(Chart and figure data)
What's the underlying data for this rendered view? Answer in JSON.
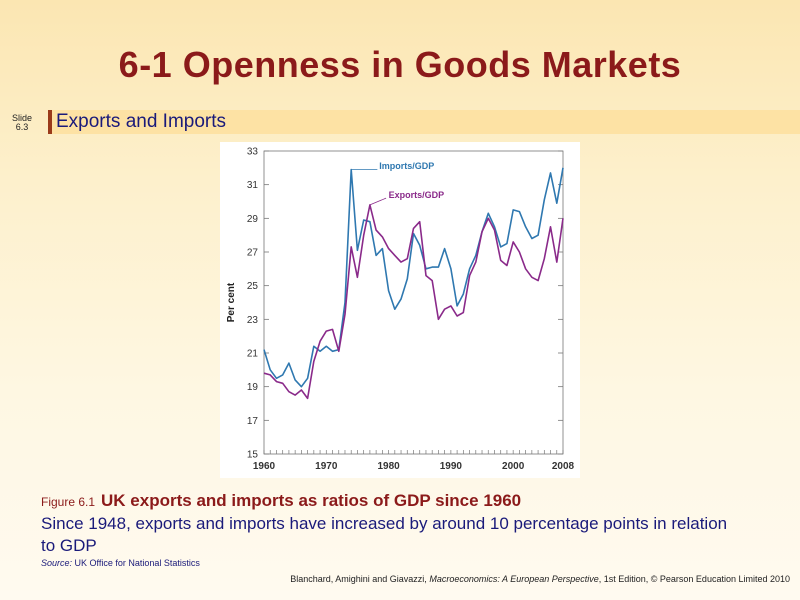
{
  "slide": {
    "title": "6-1  Openness in Goods Markets",
    "slide_label": "Slide",
    "slide_number": "6.3",
    "subtitle": "Exports and Imports"
  },
  "caption": {
    "figure_label": "Figure 6.1",
    "heading": "UK exports and imports as ratios of GDP since 1960",
    "text": "Since 1948, exports and imports have increased by around 10 percentage points in relation to GDP",
    "source_label": "Source:",
    "source_text": "UK Office for National Statistics"
  },
  "footer": {
    "authors": "Blanchard, Amighini and Giavazzi,",
    "book": "Macroeconomics: A European Perspective",
    "edition": ", 1st Edition, © Pearson Education Limited 2010"
  },
  "colors": {
    "imports": "#2f78b0",
    "exports": "#8a2a8a"
  },
  "chart_data": {
    "type": "line",
    "title": "",
    "xlabel": "",
    "ylabel": "Per cent",
    "xlim": [
      1960,
      2008
    ],
    "ylim": [
      15,
      33
    ],
    "x_ticks": [
      1960,
      1970,
      1980,
      1990,
      2000,
      2008
    ],
    "y_ticks": [
      15,
      17,
      19,
      21,
      23,
      25,
      27,
      29,
      31,
      33
    ],
    "x": [
      1960,
      1961,
      1962,
      1963,
      1964,
      1965,
      1966,
      1967,
      1968,
      1969,
      1970,
      1971,
      1972,
      1973,
      1974,
      1975,
      1976,
      1977,
      1978,
      1979,
      1980,
      1981,
      1982,
      1983,
      1984,
      1985,
      1986,
      1987,
      1988,
      1989,
      1990,
      1991,
      1992,
      1993,
      1994,
      1995,
      1996,
      1997,
      1998,
      1999,
      2000,
      2001,
      2002,
      2003,
      2004,
      2005,
      2006,
      2007,
      2008
    ],
    "series": [
      {
        "name": "Imports/GDP",
        "values": [
          21.2,
          20.0,
          19.5,
          19.7,
          20.4,
          19.4,
          19.0,
          19.5,
          21.4,
          21.1,
          21.4,
          21.1,
          21.2,
          24.0,
          31.9,
          27.1,
          28.9,
          28.8,
          26.8,
          27.2,
          24.7,
          23.6,
          24.2,
          25.4,
          28.1,
          27.4,
          26.0,
          26.1,
          26.1,
          27.2,
          26.0,
          23.8,
          24.5,
          26.0,
          26.8,
          28.2,
          29.3,
          28.5,
          27.3,
          27.5,
          29.5,
          29.4,
          28.5,
          27.8,
          28.0,
          30.1,
          31.7,
          29.9,
          32.0
        ]
      },
      {
        "name": "Exports/GDP",
        "values": [
          19.8,
          19.7,
          19.3,
          19.2,
          18.7,
          18.5,
          18.8,
          18.3,
          20.5,
          21.7,
          22.3,
          22.4,
          21.1,
          23.3,
          27.3,
          25.5,
          28.0,
          29.8,
          28.3,
          27.9,
          27.2,
          26.8,
          26.4,
          26.6,
          28.4,
          28.8,
          25.6,
          25.3,
          23.0,
          23.6,
          23.8,
          23.2,
          23.4,
          25.6,
          26.4,
          28.2,
          29.0,
          28.3,
          26.5,
          26.2,
          27.6,
          27.0,
          26.0,
          25.5,
          25.3,
          26.6,
          28.5,
          26.4,
          29.0
        ]
      }
    ],
    "annotations": [
      "Imports/GDP",
      "Exports/GDP"
    ]
  }
}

Exercise = Repeat the material above in full and exactly, omitting the pictures.

Response for this exercise =
What's the underlying data for this rendered view? Answer in JSON.
{
  "slide": {
    "title": "6-1  Openness in Goods Markets",
    "slide_label": "Slide",
    "slide_number": "6.3",
    "subtitle": "Exports and Imports"
  },
  "caption": {
    "figure_label": "Figure 6.1",
    "heading": "UK exports and imports as ratios of GDP since 1960",
    "text": "Since 1948, exports and imports have increased by around 10 percentage points in relation to GDP",
    "source_label": "Source:",
    "source_text": "UK Office for National Statistics"
  },
  "footer": {
    "authors": "Blanchard, Amighini and Giavazzi,",
    "book": "Macroeconomics: A European Perspective",
    "edition": ", 1st Edition, © Pearson Education Limited 2010"
  },
  "colors": {
    "imports": "#2f78b0",
    "exports": "#8a2a8a"
  },
  "chart_data": {
    "type": "line",
    "title": "",
    "xlabel": "",
    "ylabel": "Per cent",
    "xlim": [
      1960,
      2008
    ],
    "ylim": [
      15,
      33
    ],
    "x_ticks": [
      1960,
      1970,
      1980,
      1990,
      2000,
      2008
    ],
    "y_ticks": [
      15,
      17,
      19,
      21,
      23,
      25,
      27,
      29,
      31,
      33
    ],
    "x": [
      1960,
      1961,
      1962,
      1963,
      1964,
      1965,
      1966,
      1967,
      1968,
      1969,
      1970,
      1971,
      1972,
      1973,
      1974,
      1975,
      1976,
      1977,
      1978,
      1979,
      1980,
      1981,
      1982,
      1983,
      1984,
      1985,
      1986,
      1987,
      1988,
      1989,
      1990,
      1991,
      1992,
      1993,
      1994,
      1995,
      1996,
      1997,
      1998,
      1999,
      2000,
      2001,
      2002,
      2003,
      2004,
      2005,
      2006,
      2007,
      2008
    ],
    "series": [
      {
        "name": "Imports/GDP",
        "values": [
          21.2,
          20.0,
          19.5,
          19.7,
          20.4,
          19.4,
          19.0,
          19.5,
          21.4,
          21.1,
          21.4,
          21.1,
          21.2,
          24.0,
          31.9,
          27.1,
          28.9,
          28.8,
          26.8,
          27.2,
          24.7,
          23.6,
          24.2,
          25.4,
          28.1,
          27.4,
          26.0,
          26.1,
          26.1,
          27.2,
          26.0,
          23.8,
          24.5,
          26.0,
          26.8,
          28.2,
          29.3,
          28.5,
          27.3,
          27.5,
          29.5,
          29.4,
          28.5,
          27.8,
          28.0,
          30.1,
          31.7,
          29.9,
          32.0
        ]
      },
      {
        "name": "Exports/GDP",
        "values": [
          19.8,
          19.7,
          19.3,
          19.2,
          18.7,
          18.5,
          18.8,
          18.3,
          20.5,
          21.7,
          22.3,
          22.4,
          21.1,
          23.3,
          27.3,
          25.5,
          28.0,
          29.8,
          28.3,
          27.9,
          27.2,
          26.8,
          26.4,
          26.6,
          28.4,
          28.8,
          25.6,
          25.3,
          23.0,
          23.6,
          23.8,
          23.2,
          23.4,
          25.6,
          26.4,
          28.2,
          29.0,
          28.3,
          26.5,
          26.2,
          27.6,
          27.0,
          26.0,
          25.5,
          25.3,
          26.6,
          28.5,
          26.4,
          29.0
        ]
      }
    ],
    "annotations": [
      "Imports/GDP",
      "Exports/GDP"
    ]
  }
}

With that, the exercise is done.